## DIRECTIONS FOR THIS TASK
Format all of the rows below as a Markdown table with two columns, Number and Text. Give each line its row number, skip blank lines, and leave the pictures out.

---+---

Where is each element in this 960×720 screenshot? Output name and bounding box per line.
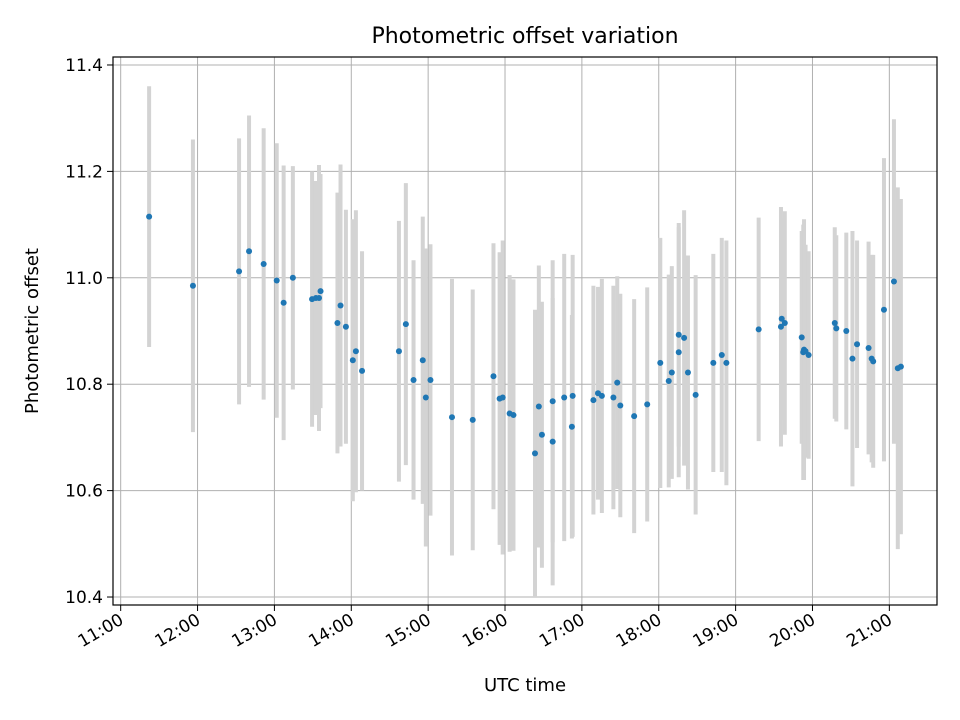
data-point [657, 359, 664, 366]
data-point [289, 274, 296, 281]
data-point [469, 416, 476, 423]
data-point [718, 351, 725, 358]
data-point [246, 248, 253, 255]
data-point [843, 328, 850, 334]
data-point [870, 358, 877, 365]
data-point [598, 392, 605, 399]
data-point [617, 402, 624, 409]
data-point [273, 277, 280, 284]
data-point [402, 321, 409, 328]
data-point [260, 260, 267, 267]
y-tick-label: 11.2 [65, 162, 103, 182]
data-point [549, 438, 556, 445]
data-point [849, 355, 856, 362]
data-point [510, 412, 517, 419]
plot-frame [112, 56, 938, 606]
data-point [317, 288, 324, 295]
data-point [395, 348, 402, 355]
data-point [777, 323, 784, 330]
data-point [146, 213, 153, 220]
data-point [189, 282, 196, 289]
data-point [610, 394, 617, 401]
data-point [833, 325, 840, 332]
data-point [897, 363, 904, 370]
data-point [831, 320, 838, 327]
data-point [684, 369, 691, 376]
data-point [675, 331, 682, 338]
data-point [865, 345, 872, 352]
data-point [668, 369, 675, 376]
data-point [499, 394, 506, 401]
data-point [337, 302, 344, 309]
data-point [334, 320, 341, 327]
y-tick-label: 11.0 [65, 269, 103, 289]
x-axis-label: UTC time [484, 675, 566, 696]
y-tick-label: 10.6 [65, 482, 103, 502]
data-point [549, 398, 556, 405]
data-point [723, 359, 730, 366]
data-point [644, 401, 651, 408]
data-point [631, 413, 638, 420]
data-point [880, 306, 887, 313]
data-point [359, 367, 366, 374]
data-point [236, 268, 243, 275]
y-tick-label: 10.8 [65, 375, 103, 395]
data-point [410, 376, 417, 383]
data-point [778, 315, 785, 322]
data-point [590, 397, 597, 404]
data-point [665, 378, 672, 385]
data-point [422, 394, 429, 401]
data-point [681, 334, 688, 341]
y-axis-ticks: 10.4 10.6 10.8 11.0 11.2 11.4 [65, 56, 113, 608]
chart-title: Photometric offset variation [371, 24, 678, 49]
data-point [675, 349, 682, 356]
data-point [561, 394, 568, 401]
data-point [854, 341, 861, 348]
data-point [781, 320, 788, 327]
y-tick-label: 10.4 [65, 588, 103, 608]
data-point [352, 348, 359, 355]
data-point [427, 376, 434, 383]
data-point [805, 351, 812, 358]
data-point [490, 373, 497, 380]
data-point [614, 379, 621, 386]
data-point [798, 334, 805, 341]
data-point [538, 431, 545, 438]
data-point [890, 278, 897, 285]
data-point [568, 423, 575, 430]
data-point [692, 391, 699, 398]
gridlines [113, 57, 937, 605]
data-point [342, 323, 349, 330]
y-axis-label: Photometric offset [22, 248, 43, 414]
data-point [316, 295, 322, 302]
data-point [448, 414, 455, 421]
data-point [280, 299, 287, 306]
data-point [710, 359, 717, 366]
data-point [531, 450, 538, 457]
data-point [755, 326, 762, 333]
data-point [419, 357, 426, 364]
data-point [569, 392, 576, 399]
data-points [146, 213, 904, 457]
data-point [349, 357, 356, 364]
y-tick-label: 11.4 [65, 56, 103, 76]
data-point [535, 403, 542, 410]
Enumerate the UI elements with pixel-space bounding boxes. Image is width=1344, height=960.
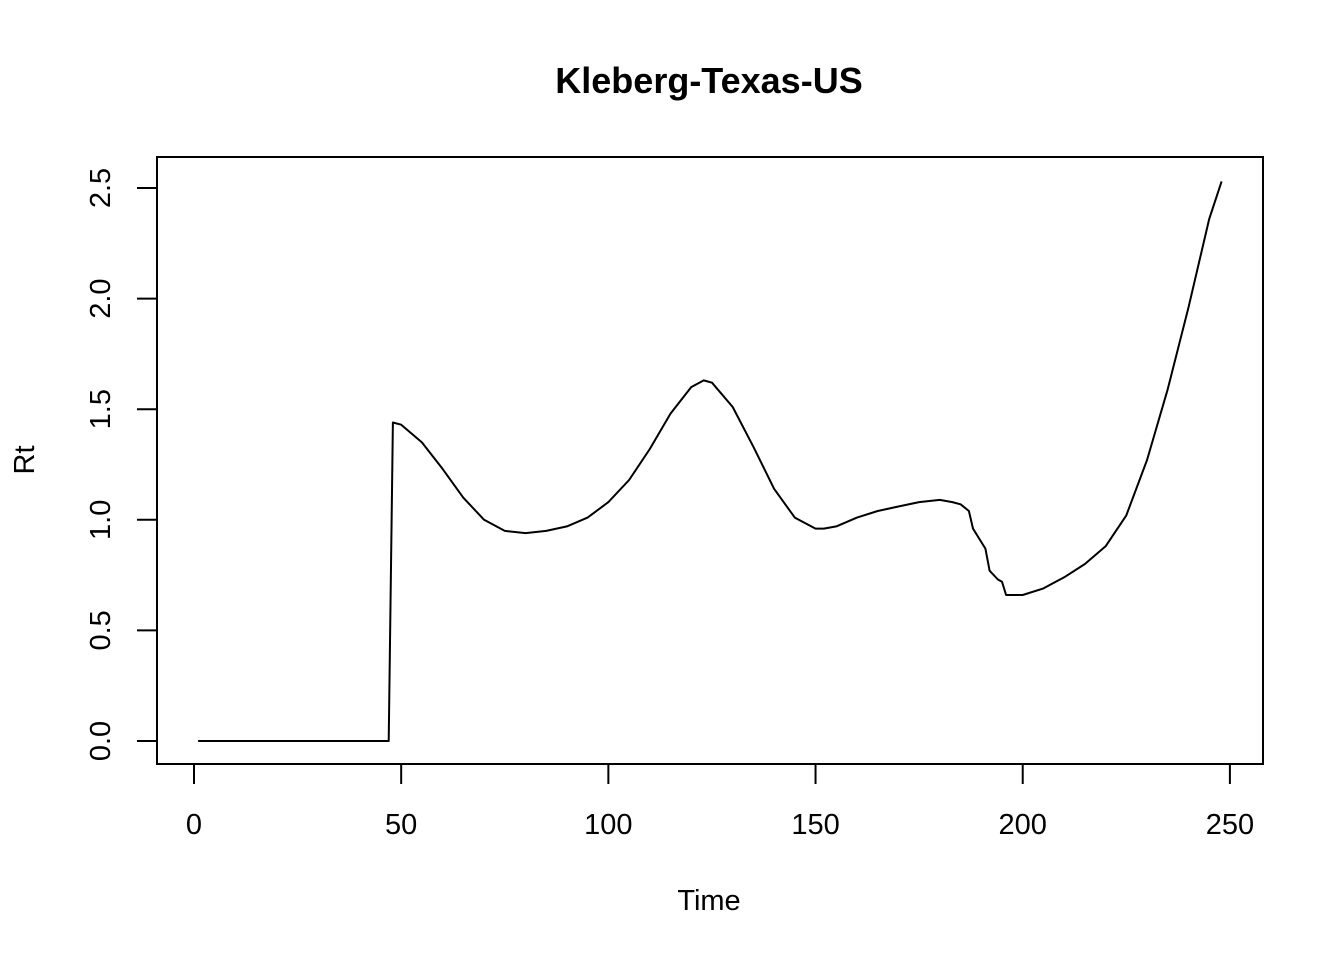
x-tick-label: 100 [584,809,632,841]
chart-title: Kleberg-Texas-US [555,60,862,101]
x-tick-label: 50 [385,809,417,841]
series-line [198,181,1223,742]
y-axis: 0.0 0.5 1.0 1.5 2.0 2.5 [85,168,158,761]
y-tick-label: 1.0 [85,500,117,540]
x-tick-label: 250 [1206,809,1254,841]
y-axis-label: Rt [9,446,41,475]
y-tick-label: 0.5 [85,610,117,650]
y-tick-label: 0.0 [85,721,117,761]
x-tick-label: 200 [999,809,1047,841]
y-tick-label: 1.5 [85,389,117,429]
y-tick-label: 2.0 [85,278,117,318]
plot-frame [156,156,1264,765]
x-axis-label: Time [677,885,740,917]
y-tick-label: 2.5 [85,168,117,208]
x-tick-label: 0 [186,809,202,841]
x-axis: 0 50 100 150 200 250 [186,763,1254,841]
x-tick-label: 150 [791,809,839,841]
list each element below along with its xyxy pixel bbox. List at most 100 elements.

---+---

## SOLUTION TO THIS EXERCISE
| Number | Text |
|---|---|
| 1 | Where is each element in this 960×720 screenshot? Output name and bounding box per line. |
| 2 | data-point [657, 359, 664, 366] |
| 3 | data-point [289, 274, 296, 281] |
| 4 | data-point [469, 416, 476, 423] |
| 5 | data-point [718, 351, 725, 358] |
| 6 | data-point [246, 248, 253, 255] |
| 7 | data-point [843, 328, 850, 334] |
| 8 | data-point [870, 358, 877, 365] |
| 9 | data-point [598, 392, 605, 399] |
| 10 | data-point [617, 402, 624, 409] |
| 11 | data-point [273, 277, 280, 284] |
| 12 | data-point [402, 321, 409, 328] |
| 13 | data-point [260, 260, 267, 267] |
| 14 | y-tick-label: 11.2 [65, 162, 103, 182] |
| 15 | data-point [549, 438, 556, 445] |
| 16 | data-point [849, 355, 856, 362] |
| 17 | data-point [510, 412, 517, 419] |
| 18 | plot-frame [112, 56, 938, 606] |
| 19 | data-point [317, 288, 324, 295] |
| 20 | data-point [395, 348, 402, 355] |
| 21 | data-point [777, 323, 784, 330] |
| 22 | data-point [146, 213, 153, 220] |
| 23 | data-point [189, 282, 196, 289] |
| 24 | data-point [610, 394, 617, 401] |
| 25 | data-point [833, 325, 840, 332] |
| 26 | data-point [897, 363, 904, 370] |
| 27 | data-point [831, 320, 838, 327] |
| 28 | data-point [684, 369, 691, 376] |
| 29 | data-point [675, 331, 682, 338] |
| 30 | data-point [865, 345, 872, 352] |
| 31 | data-point [668, 369, 675, 376] |
| 32 | data-point [499, 394, 506, 401] |
| 33 | data-point [337, 302, 344, 309] |
| 34 | data-point [334, 320, 341, 327] |
| 35 | y-tick-label: 11.0 [65, 269, 103, 289] |
| 36 | x-axis-label: UTC time [484, 675, 566, 696] |
| 37 | y-tick-label: 10.6 [65, 482, 103, 502] |
| 38 | data-point [549, 398, 556, 405] |
| 39 | data-point [723, 359, 730, 366] |
| 40 | data-point [644, 401, 651, 408] |
| 41 | data-point [631, 413, 638, 420] |
| 42 | data-point [880, 306, 887, 313] |
| 43 | data-point [359, 367, 366, 374] |
| 44 | data-point [236, 268, 243, 275] |
| 45 | y-tick-label: 10.8 [65, 375, 103, 395] |
| 46 | data-point [410, 376, 417, 383] |
| 47 | data-point [778, 315, 785, 322] |
| 48 | data-point [590, 397, 597, 404] |
| 49 | data-point [665, 378, 672, 385] |
| 50 | data-point [422, 394, 429, 401] |
| 51 | data-point [681, 334, 688, 341] |
| 52 | y-axis-ticks: 10.4 10.6 10.8 11.0 11.2 11.4 [65, 56, 113, 608] |
| 53 | chart-title: Photometric offset variation [371, 24, 678, 49] |
| 54 | data-point [675, 349, 682, 356] |
| 55 | data-point [561, 394, 568, 401] |
| 56 | data-point [854, 341, 861, 348] |
| 57 | data-point [781, 320, 788, 327] |
| 58 | y-tick-label: 10.4 [65, 588, 103, 608] |
| 59 | data-point [352, 348, 359, 355] |
| 60 | data-point [427, 376, 434, 383] |
| 61 | data-point [805, 351, 812, 358] |
| 62 | data-point [490, 373, 497, 380] |
| 63 | data-point [614, 379, 621, 386] |
| 64 | data-point [798, 334, 805, 341] |
| 65 | data-point [538, 431, 545, 438] |
| 66 | data-point [890, 278, 897, 285] |
| 67 | data-point [568, 423, 575, 430] |
| 68 | data-point [692, 391, 699, 398] |
| 69 | gridlines [113, 57, 937, 605] |
| 70 | data-point [342, 323, 349, 330] |
| 71 | y-axis-label: Photometric offset [22, 248, 43, 414] |
| 72 | data-point [316, 295, 322, 302] |
| 73 | data-point [448, 414, 455, 421] |
| 74 | data-point [280, 299, 287, 306] |
| 75 | data-point [710, 359, 717, 366] |
| 76 | data-point [531, 450, 538, 457] |
| 77 | data-point [755, 326, 762, 333] |
| 78 | data-point [419, 357, 426, 364] |
| 79 | data-point [569, 392, 576, 399] |
| 80 | data-points [146, 213, 904, 457] |
| 81 | data-point [349, 357, 356, 364] |
| 82 | y-tick-label: 11.4 [65, 56, 103, 76] |
| 83 | data-point [535, 403, 542, 410] |
| 84 | Enumerate the UI elements with pixel-space bounding boxes. Image is width=1344, height=960. |
| 85 | x-tick-label: 100 [584,809,632,841] |
| 86 | chart-title: Kleberg-Texas-US [555,60,862,101] |
| 87 | x-tick-label: 50 [385,809,417,841] |
| 88 | series-line [198,181,1223,742] |
| 89 | y-axis: 0.0 0.5 1.0 1.5 2.0 2.5 [85,168,158,761] |
| 90 | y-tick-label: 1.0 [85,500,117,540] |
| 91 | x-tick-label: 250 [1206,809,1254,841] |
| 92 | y-axis-label: Rt [9,446,41,475] |
| 93 | y-tick-label: 0.5 [85,610,117,650] |
| 94 | y-tick-label: 0.0 [85,721,117,761] |
| 95 | x-tick-label: 200 [999,809,1047,841] |
| 96 | y-tick-label: 1.5 [85,389,117,429] |
| 97 | y-tick-label: 2.0 [85,278,117,318] |
| 98 | plot-frame [156,156,1264,765] |
| 99 | x-axis-label: Time [677,885,740,917] |
| 100 | y-tick-label: 2.5 [85,168,117,208] |
| 101 | x-tick-label: 0 [186,809,202,841] |
| 102 | x-axis: 0 50 100 150 200 250 [186,763,1254,841] |
| 103 | x-tick-label: 150 [791,809,839,841] |
| 104 | list each element below along with its xyxy pixel bbox. List at most 100 elements. |